### AUFGABENSTELLUNG
• 1. Beantworte zum Text über die Oberhausener Koalitionsverhandlungen diese Fragen:
(a) Zwischen welchen beiden Parteien wird laut dem ersten Satz über eine Koalition oder Kooperation verhandelt?
(b) Wie viele Sitze hat die FDP?
(c) Wie viele Mitglieder zählt der neue Oberhausener Rat?
• 2. Schreibe den Text über die Oberhausener Koalitionsverhandlungen im Anschluss an seinen letzten Satz weiter.

___ ANGEZEIGTER TEXT ___

Oberhausen. Die Verhandlungen über eine Koalition oder wenigstens eine Kooperation zwischen CDU und Grünen im Oberhausener Stadtrat ziehen sich dahin.

Es ist nicht so, als würden sich die handelnden Verantwortlichen aufseiten der Grünen und der Christdemokraten durch jahrelange Ratsarbeit nicht ziemlich genau kennen: Man weiß, was man voneinander hat, man schätzt sich, findet sich einigermaßen sympathisch, weiß über die Stärken und Schwächen jedes Einzelnen Bescheid und freut sich über die bisher angenehme Atmosphäre der Gespräche – und doch ziehen sich die Verhandlungen über eine richtige Koalition zwischen CDU (19 Sitze), Grünen (acht Sitze) und FDP (zwei Sitze) im neuen 58-köpfigen Oberhausener Rat so dahin.

___ GESPEICHERTE DATENSÄTZE ___

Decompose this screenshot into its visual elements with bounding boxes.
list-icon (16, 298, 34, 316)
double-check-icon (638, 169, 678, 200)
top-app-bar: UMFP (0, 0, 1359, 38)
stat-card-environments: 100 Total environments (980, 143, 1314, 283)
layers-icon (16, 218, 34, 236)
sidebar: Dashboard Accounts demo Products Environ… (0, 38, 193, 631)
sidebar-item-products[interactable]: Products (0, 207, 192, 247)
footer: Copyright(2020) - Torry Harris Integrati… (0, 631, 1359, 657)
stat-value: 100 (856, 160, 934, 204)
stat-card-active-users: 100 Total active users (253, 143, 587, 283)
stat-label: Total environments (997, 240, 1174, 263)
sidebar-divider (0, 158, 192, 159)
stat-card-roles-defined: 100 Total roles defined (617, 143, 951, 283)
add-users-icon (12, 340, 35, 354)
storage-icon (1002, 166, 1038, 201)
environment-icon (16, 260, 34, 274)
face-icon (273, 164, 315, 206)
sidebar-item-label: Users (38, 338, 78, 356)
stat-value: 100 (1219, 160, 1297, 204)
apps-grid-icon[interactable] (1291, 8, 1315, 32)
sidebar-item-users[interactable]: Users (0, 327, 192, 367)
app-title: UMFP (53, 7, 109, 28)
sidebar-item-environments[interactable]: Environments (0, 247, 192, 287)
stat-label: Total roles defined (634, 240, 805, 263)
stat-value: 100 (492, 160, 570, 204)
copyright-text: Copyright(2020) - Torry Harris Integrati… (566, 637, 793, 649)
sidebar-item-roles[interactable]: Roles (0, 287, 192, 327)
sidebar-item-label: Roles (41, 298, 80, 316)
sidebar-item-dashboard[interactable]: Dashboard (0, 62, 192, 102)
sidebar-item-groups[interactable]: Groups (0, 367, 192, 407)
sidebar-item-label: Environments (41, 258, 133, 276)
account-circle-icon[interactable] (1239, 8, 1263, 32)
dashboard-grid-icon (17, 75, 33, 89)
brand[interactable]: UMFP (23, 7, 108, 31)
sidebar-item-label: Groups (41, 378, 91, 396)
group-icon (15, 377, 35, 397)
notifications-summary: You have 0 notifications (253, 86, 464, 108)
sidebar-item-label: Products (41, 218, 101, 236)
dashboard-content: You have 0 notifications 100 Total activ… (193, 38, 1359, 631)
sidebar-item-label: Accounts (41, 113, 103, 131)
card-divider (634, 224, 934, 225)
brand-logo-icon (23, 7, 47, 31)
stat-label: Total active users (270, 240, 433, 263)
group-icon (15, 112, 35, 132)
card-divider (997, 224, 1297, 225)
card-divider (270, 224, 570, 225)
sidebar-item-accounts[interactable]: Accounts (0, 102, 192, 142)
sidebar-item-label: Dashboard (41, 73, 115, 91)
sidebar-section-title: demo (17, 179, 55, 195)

___

### LÖSUNGEN
• 1.
(a) Zwischen CDU und Grünen.
(b) Zwei Sitze.
(c) 58 Mitglieder.

• 2.
Vielleicht kommt am Ende doch nur eine lose Kooperationsvereinbarung über einige gemeinsame inhaltliche Punkte heraus, vielleicht zum Schluss gar nichts – so dass der Rat sich in den nächsten Jahren von wechselnder zu wechselnder Mehrheit hangelt. Selbst die tiefsten schwarz-grünen Koalitionsgläubigen vermuten jetzt nicht mehr, dass schon bis zur konstituierenden Ratssitzung am Montag, 16. November, eine Koalition zwischen den drei Parteien mit ihren exakt 29 von 58 Ratssitzen festgezurrt sein wird. Ohnehin käme selbst das Dreier-Bündnis über ein Patt nicht hinaus – und bei vielen Beschlüssen müsste oder dürfte Oberbürgermeister Daniel Schranz (CDU) mit seiner Stimme als Vorsitzender des Rates den Ausschlag geben.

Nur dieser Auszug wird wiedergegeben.